**Given exercise:**
Copy each line below that contains "title".

Excerpt from a dataset
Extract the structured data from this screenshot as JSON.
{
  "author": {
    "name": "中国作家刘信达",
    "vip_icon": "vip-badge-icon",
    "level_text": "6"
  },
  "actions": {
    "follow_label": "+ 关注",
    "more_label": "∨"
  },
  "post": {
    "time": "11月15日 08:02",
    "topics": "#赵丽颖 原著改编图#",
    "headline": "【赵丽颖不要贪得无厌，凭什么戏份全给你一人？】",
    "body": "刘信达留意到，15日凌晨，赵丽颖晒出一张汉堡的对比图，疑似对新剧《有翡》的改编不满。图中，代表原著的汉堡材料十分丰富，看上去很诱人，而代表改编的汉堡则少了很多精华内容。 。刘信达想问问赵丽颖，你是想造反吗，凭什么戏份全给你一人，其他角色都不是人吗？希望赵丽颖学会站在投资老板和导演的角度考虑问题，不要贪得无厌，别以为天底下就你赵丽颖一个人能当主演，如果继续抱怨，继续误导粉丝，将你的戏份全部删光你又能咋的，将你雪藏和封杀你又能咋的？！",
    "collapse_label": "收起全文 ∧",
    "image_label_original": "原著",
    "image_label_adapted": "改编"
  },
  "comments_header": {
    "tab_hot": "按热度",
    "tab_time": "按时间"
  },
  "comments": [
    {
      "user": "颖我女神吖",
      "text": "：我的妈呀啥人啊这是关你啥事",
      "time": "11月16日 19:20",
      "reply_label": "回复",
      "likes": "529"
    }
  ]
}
---
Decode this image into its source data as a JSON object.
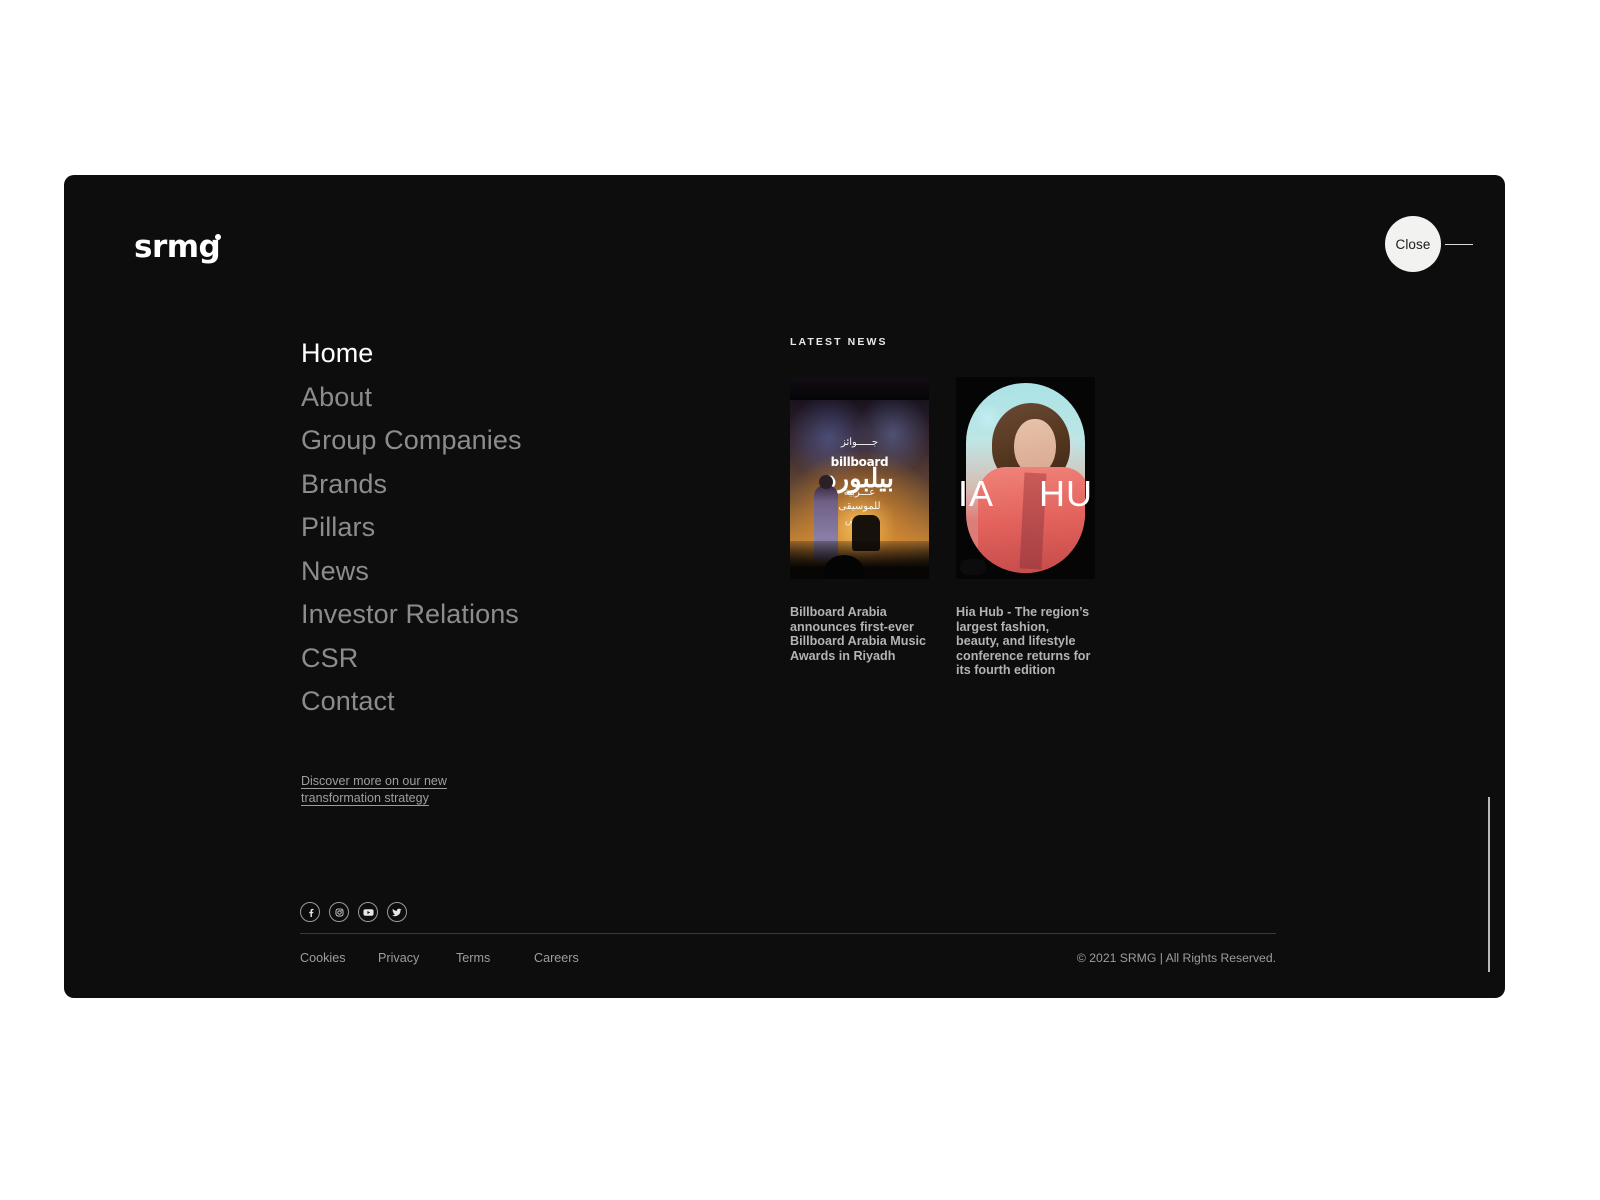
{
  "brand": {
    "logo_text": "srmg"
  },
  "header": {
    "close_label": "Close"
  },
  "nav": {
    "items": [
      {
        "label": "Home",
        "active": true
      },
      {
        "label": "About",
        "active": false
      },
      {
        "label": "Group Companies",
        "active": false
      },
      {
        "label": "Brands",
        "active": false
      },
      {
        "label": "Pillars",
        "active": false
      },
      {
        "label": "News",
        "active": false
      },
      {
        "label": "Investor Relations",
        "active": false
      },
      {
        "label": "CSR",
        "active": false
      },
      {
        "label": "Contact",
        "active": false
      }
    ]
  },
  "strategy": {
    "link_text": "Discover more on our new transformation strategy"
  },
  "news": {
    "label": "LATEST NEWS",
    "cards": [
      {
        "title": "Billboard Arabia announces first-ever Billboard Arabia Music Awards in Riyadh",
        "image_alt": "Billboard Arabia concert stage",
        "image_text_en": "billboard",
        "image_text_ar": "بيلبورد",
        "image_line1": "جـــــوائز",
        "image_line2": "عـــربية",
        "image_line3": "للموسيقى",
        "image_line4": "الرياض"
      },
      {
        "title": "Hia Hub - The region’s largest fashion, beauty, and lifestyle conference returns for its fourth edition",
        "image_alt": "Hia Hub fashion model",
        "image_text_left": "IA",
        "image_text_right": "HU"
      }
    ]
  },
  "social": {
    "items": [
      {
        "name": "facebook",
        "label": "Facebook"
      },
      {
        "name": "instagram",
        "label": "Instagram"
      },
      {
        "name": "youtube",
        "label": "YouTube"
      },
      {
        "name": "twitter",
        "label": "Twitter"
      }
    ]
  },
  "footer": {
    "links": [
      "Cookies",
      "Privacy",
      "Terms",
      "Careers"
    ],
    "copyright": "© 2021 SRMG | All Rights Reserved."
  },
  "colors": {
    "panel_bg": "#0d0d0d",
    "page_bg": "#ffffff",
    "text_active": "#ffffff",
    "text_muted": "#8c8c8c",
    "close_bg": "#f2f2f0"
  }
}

**Task result:**
        "title": "Billboard Arabia announces first-ever Billboard Arabia Music Awards in Riyadh",
        "title": "Hia Hub - The region’s largest fashion, beauty, and lifestyle conference returns for its fourth edition",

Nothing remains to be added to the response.